▶ Problem requirements:
Update the lines from the one containing "List every element" through the one containing "heatmap-cell (212, 384, 221, 392)" by putting "image" in place of "screenshot" and leaving everything else as it is. Omit the pictures from your answer.

▶ Source records:
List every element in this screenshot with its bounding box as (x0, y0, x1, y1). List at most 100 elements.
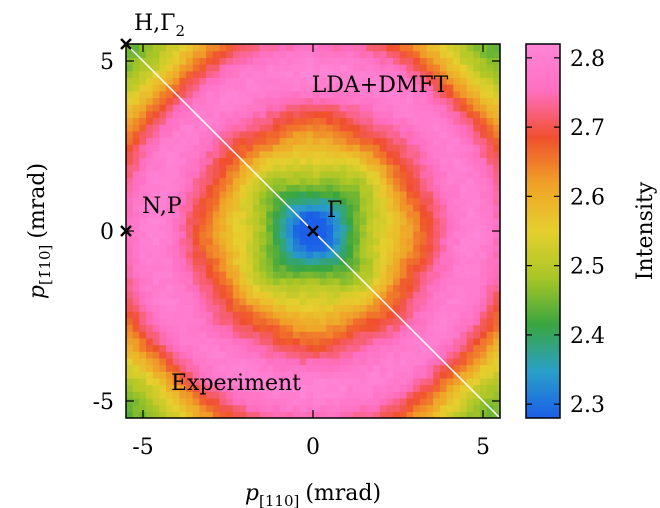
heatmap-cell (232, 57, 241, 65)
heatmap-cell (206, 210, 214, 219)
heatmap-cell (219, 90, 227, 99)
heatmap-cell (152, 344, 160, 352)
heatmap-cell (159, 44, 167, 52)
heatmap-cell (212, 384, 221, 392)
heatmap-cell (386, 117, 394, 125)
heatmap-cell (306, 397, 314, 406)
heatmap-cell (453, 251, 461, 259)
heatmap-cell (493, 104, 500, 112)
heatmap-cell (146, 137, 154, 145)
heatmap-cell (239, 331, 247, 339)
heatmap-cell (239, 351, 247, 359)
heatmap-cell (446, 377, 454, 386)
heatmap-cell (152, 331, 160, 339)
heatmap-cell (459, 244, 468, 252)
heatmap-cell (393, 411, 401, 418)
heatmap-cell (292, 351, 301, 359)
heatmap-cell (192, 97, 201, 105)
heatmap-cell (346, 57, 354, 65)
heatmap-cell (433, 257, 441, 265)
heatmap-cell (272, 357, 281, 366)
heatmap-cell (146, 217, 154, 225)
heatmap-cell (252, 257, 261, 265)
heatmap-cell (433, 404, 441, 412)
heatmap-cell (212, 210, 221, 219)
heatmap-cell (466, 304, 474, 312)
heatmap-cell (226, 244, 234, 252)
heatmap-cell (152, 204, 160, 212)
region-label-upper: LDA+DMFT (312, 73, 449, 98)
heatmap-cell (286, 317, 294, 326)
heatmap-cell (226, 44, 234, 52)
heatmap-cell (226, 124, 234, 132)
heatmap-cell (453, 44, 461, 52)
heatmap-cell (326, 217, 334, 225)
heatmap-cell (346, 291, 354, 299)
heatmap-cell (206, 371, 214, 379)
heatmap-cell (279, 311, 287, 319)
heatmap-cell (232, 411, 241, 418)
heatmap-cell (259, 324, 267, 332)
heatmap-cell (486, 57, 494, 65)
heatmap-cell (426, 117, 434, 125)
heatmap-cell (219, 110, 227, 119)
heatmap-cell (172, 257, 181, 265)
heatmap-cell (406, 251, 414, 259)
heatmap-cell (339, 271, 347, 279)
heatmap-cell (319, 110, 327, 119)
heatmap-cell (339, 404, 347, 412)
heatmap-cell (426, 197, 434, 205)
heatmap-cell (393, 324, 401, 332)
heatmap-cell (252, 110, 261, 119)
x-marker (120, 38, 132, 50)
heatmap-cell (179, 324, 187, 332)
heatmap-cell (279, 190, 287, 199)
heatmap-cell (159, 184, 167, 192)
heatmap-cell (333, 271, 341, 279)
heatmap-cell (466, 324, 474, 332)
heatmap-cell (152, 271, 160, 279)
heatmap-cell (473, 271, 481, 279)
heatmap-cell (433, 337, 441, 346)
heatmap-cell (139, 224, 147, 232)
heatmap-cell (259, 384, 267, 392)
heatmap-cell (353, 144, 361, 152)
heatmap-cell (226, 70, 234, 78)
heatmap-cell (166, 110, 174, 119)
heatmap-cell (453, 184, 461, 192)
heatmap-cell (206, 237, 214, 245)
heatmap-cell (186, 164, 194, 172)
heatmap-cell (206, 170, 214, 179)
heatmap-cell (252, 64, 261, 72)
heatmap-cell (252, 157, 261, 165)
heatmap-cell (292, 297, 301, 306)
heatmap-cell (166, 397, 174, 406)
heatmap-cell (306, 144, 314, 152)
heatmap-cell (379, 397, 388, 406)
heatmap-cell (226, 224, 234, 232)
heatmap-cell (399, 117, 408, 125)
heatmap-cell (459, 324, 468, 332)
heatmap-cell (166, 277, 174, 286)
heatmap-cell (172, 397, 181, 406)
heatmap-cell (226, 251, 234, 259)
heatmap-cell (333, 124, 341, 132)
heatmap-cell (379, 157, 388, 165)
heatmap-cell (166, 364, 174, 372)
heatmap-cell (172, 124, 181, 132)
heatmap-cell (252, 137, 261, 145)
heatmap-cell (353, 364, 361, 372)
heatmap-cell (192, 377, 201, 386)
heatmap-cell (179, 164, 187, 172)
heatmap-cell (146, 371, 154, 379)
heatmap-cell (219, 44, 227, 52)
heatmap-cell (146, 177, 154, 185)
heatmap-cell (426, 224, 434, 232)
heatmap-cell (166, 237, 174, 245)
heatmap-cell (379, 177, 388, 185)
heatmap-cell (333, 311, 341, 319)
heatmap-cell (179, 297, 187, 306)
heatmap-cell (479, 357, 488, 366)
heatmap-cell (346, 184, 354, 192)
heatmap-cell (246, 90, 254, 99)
* * *
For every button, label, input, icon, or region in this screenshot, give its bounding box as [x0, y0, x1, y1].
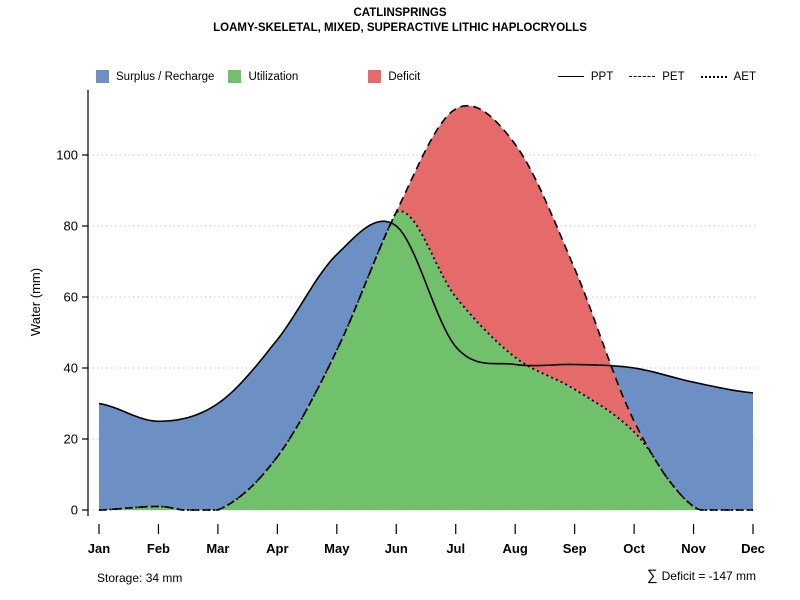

▶ Result of this task:
List every element in this image with its bounding box as (x0, y0, x1, y1). List at most 100 elements.
heatmap-cell (232, 57, 241, 65)
heatmap-cell (206, 210, 214, 219)
heatmap-cell (219, 90, 227, 99)
heatmap-cell (152, 344, 160, 352)
heatmap-cell (159, 44, 167, 52)
heatmap-cell (212, 384, 221, 392)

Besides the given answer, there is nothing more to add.